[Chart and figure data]
========

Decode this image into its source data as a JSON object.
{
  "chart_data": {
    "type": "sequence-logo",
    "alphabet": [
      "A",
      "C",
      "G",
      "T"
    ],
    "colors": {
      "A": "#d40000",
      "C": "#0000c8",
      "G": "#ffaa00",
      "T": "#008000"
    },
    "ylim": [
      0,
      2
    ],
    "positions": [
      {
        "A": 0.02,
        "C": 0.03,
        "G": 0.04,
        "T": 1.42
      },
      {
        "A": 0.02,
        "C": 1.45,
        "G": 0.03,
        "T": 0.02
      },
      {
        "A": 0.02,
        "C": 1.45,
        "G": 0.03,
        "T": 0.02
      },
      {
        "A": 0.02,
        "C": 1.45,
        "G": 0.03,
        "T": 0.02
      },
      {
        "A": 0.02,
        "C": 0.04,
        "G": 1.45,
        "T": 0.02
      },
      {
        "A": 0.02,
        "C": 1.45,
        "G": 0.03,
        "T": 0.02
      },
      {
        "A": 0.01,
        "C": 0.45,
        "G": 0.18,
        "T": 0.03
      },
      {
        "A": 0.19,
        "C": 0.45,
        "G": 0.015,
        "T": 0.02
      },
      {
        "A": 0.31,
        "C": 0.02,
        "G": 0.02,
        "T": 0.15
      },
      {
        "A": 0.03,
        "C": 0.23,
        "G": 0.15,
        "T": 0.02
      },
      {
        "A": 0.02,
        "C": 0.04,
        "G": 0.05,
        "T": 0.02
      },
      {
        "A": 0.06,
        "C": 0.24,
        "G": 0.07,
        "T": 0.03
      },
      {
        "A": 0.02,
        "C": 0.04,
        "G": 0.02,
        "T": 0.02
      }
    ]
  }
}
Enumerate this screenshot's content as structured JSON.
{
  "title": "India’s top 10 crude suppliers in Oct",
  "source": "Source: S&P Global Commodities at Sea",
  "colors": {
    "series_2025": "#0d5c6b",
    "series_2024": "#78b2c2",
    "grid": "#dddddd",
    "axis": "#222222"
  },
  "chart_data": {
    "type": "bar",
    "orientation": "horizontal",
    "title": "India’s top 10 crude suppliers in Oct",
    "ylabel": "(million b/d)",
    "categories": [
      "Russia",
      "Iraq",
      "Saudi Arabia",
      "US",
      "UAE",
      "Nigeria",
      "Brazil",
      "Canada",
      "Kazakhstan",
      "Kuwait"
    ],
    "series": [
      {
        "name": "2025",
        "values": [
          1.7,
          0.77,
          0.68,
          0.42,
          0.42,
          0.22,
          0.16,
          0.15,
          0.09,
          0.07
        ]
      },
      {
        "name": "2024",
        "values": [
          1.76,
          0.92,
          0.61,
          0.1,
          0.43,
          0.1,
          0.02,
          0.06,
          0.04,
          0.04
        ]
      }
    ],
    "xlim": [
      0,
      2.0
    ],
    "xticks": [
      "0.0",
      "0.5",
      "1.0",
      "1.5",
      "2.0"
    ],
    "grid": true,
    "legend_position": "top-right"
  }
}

========

Output the full listing exactly as it stands.

■ The response:
Decode this image into its source data as a JSON object.
{
  "chart_data": {
    "type": "sequence-logo",
    "alphabet": [
      "A",
      "C",
      "G",
      "T"
    ],
    "colors": {
      "A": "#d40000",
      "C": "#0000c8",
      "G": "#ffaa00",
      "T": "#008000"
    },
    "ylim": [
      0,
      2
    ],
    "positions": [
      {
        "A": 0.02,
        "C": 0.03,
        "G": 0.04,
        "T": 1.42
      },
      {
        "A": 0.02,
        "C": 1.45,
        "G": 0.03,
        "T": 0.02
      },
      {
        "A": 0.02,
        "C": 1.45,
        "G": 0.03,
        "T": 0.02
      },
      {
        "A": 0.02,
        "C": 1.45,
        "G": 0.03,
        "T": 0.02
      },
      {
        "A": 0.02,
        "C": 0.04,
        "G": 1.45,
        "T": 0.02
      },
      {
        "A": 0.02,
        "C": 1.45,
        "G": 0.03,
        "T": 0.02
      },
      {
        "A": 0.01,
        "C": 0.45,
        "G": 0.18,
        "T": 0.03
      },
      {
        "A": 0.19,
        "C": 0.45,
        "G": 0.015,
        "T": 0.02
      },
      {
        "A": 0.31,
        "C": 0.02,
        "G": 0.02,
        "T": 0.15
      },
      {
        "A": 0.03,
        "C": 0.23,
        "G": 0.15,
        "T": 0.02
      },
      {
        "A": 0.02,
        "C": 0.04,
        "G": 0.05,
        "T": 0.02
      },
      {
        "A": 0.06,
        "C": 0.24,
        "G": 0.07,
        "T": 0.03
      },
      {
        "A": 0.02,
        "C": 0.04,
        "G": 0.02,
        "T": 0.02
      }
    ]
  }
}
Enumerate this screenshot's content as structured JSON.
{
  "title": "India’s top 10 crude suppliers in Oct",
  "source": "Source: S&P Global Commodities at Sea",
  "colors": {
    "series_2025": "#0d5c6b",
    "series_2024": "#78b2c2",
    "grid": "#dddddd",
    "axis": "#222222"
  },
  "chart_data": {
    "type": "bar",
    "orientation": "horizontal",
    "title": "India’s top 10 crude suppliers in Oct",
    "ylabel": "(million b/d)",
    "categories": [
      "Russia",
      "Iraq",
      "Saudi Arabia",
      "US",
      "UAE",
      "Nigeria",
      "Brazil",
      "Canada",
      "Kazakhstan",
      "Kuwait"
    ],
    "series": [
      {
        "name": "2025",
        "values": [
          1.7,
          0.77,
          0.68,
          0.42,
          0.42,
          0.22,
          0.16,
          0.15,
          0.09,
          0.07
        ]
      },
      {
        "name": "2024",
        "values": [
          1.76,
          0.92,
          0.61,
          0.1,
          0.43,
          0.1,
          0.02,
          0.06,
          0.04,
          0.04
        ]
      }
    ],
    "xlim": [
      0,
      2.0
    ],
    "xticks": [
      "0.0",
      "0.5",
      "1.0",
      "1.5",
      "2.0"
    ],
    "grid": true,
    "legend_position": "top-right"
  }
}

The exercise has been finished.